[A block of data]

==========

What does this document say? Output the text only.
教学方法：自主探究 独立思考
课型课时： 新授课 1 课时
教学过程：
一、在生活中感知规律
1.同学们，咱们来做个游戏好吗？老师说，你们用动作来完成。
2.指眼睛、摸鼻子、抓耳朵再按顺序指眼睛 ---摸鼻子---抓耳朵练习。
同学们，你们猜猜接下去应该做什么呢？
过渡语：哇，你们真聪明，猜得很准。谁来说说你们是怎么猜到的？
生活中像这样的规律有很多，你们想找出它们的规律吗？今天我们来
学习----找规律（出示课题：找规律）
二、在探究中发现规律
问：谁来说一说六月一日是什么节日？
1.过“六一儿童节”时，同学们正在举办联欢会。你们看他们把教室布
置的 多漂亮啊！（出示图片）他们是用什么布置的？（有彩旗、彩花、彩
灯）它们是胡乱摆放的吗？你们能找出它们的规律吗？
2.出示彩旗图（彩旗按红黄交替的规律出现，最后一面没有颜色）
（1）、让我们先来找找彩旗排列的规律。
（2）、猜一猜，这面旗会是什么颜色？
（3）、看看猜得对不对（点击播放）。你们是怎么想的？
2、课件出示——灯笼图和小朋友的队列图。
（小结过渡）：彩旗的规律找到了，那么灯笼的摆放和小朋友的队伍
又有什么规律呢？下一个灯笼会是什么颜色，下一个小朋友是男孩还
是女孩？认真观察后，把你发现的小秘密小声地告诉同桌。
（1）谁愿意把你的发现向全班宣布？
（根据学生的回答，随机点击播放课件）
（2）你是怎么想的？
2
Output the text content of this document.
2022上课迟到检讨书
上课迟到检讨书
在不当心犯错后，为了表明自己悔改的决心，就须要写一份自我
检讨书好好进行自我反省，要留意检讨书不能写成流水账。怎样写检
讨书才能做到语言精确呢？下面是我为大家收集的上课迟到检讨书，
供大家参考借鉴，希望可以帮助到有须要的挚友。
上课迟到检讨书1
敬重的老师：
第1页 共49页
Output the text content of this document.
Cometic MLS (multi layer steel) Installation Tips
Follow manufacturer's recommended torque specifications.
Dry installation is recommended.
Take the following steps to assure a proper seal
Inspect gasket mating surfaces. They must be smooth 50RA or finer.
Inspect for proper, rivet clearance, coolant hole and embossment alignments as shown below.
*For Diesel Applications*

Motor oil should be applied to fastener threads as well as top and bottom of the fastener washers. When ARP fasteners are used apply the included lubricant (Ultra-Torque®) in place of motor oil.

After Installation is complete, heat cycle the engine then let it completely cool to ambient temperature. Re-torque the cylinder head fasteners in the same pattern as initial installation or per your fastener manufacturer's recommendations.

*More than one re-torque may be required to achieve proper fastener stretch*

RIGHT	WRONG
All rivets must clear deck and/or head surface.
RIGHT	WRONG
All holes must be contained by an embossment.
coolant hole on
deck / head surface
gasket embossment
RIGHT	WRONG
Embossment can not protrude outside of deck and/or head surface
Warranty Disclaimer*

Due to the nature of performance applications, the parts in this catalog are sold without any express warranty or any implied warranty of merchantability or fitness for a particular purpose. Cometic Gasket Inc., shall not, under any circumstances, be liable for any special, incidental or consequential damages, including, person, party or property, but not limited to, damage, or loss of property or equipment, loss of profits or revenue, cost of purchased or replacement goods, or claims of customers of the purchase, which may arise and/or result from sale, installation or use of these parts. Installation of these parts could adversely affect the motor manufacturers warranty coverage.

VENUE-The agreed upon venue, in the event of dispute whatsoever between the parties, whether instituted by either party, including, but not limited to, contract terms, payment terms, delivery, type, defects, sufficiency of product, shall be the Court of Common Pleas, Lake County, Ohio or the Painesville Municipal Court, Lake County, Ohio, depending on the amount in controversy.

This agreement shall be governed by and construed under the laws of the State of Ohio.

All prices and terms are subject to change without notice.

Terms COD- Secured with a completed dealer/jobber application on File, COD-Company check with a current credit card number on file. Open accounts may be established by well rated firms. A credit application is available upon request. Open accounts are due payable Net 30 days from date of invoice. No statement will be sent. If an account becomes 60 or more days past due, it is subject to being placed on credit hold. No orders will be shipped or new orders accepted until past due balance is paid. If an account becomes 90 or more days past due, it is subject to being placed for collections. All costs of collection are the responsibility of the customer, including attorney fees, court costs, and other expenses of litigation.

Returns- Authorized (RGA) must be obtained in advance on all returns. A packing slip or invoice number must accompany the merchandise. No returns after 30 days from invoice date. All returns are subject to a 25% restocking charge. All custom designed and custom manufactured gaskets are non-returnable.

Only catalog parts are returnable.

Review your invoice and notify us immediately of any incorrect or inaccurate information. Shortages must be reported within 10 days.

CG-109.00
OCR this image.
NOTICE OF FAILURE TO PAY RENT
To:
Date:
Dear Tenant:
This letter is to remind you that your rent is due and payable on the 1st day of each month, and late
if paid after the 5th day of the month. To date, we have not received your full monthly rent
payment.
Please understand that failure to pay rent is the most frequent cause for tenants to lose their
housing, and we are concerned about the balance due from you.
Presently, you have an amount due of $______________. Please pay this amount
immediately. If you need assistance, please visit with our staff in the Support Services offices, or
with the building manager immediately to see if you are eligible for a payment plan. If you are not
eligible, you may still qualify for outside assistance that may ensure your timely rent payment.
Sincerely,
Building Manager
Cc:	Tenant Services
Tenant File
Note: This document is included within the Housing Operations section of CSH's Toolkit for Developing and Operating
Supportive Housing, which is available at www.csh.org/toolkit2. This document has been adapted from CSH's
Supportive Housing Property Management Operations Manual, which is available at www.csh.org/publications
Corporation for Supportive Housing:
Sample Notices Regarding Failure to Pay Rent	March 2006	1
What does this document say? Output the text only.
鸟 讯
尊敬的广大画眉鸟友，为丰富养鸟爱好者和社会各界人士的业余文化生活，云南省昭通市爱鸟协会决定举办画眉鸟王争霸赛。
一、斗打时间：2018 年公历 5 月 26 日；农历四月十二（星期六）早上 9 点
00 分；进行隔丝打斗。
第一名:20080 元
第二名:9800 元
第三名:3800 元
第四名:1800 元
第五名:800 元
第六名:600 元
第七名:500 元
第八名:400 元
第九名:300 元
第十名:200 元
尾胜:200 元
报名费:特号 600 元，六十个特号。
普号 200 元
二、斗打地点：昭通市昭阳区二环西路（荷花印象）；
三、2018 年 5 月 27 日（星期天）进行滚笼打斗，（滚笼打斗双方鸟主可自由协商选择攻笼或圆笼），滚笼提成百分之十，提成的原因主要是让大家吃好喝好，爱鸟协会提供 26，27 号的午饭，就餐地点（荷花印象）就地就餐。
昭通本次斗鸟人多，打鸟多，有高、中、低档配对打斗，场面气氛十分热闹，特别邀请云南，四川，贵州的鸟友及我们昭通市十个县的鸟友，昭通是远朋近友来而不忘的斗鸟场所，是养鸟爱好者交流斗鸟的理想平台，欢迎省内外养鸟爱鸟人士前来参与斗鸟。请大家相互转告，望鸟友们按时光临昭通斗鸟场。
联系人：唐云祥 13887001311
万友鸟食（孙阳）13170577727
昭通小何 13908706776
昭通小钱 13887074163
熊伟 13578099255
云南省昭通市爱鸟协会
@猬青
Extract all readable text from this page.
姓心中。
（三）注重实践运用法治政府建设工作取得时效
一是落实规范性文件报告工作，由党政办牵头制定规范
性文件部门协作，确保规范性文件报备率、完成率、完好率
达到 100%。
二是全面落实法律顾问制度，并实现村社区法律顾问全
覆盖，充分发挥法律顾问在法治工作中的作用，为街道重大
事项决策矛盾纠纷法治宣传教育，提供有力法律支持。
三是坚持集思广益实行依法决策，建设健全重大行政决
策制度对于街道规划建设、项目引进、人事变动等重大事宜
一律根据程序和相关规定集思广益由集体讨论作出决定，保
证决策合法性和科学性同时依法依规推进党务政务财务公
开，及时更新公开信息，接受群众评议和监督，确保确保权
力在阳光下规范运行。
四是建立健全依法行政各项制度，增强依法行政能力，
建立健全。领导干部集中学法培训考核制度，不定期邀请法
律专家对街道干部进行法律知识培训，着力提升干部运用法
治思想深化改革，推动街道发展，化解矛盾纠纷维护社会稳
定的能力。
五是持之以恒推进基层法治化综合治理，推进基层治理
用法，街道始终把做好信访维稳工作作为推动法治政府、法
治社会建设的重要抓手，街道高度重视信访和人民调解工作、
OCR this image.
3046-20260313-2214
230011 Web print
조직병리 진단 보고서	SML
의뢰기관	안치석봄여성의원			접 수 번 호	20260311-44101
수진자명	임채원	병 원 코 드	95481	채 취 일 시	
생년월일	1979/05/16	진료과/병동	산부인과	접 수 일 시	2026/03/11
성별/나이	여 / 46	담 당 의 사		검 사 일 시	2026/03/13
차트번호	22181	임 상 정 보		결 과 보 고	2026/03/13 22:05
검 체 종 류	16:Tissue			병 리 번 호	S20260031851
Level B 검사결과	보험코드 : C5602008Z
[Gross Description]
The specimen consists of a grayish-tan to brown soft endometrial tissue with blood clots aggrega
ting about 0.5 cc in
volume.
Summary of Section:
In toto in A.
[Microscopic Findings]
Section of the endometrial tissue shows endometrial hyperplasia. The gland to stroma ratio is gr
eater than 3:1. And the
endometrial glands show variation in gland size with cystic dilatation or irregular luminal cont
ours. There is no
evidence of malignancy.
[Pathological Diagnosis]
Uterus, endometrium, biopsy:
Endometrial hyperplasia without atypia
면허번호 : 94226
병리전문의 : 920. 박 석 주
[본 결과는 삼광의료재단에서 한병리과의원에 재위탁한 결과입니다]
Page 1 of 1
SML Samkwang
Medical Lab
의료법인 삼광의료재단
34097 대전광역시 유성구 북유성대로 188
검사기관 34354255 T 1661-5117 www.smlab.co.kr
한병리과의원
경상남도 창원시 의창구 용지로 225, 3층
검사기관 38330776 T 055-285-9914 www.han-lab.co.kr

==========

GIVEN TASK → Copy out every line in the entries above that holds "Operations".

RIGHT ANSWER →
Note: This document is included within the Housing Operations section of CSH's Toolkit for Developing and Operating
Supportive Housing Property Management Operations Manual, which is available at www.csh.org/publications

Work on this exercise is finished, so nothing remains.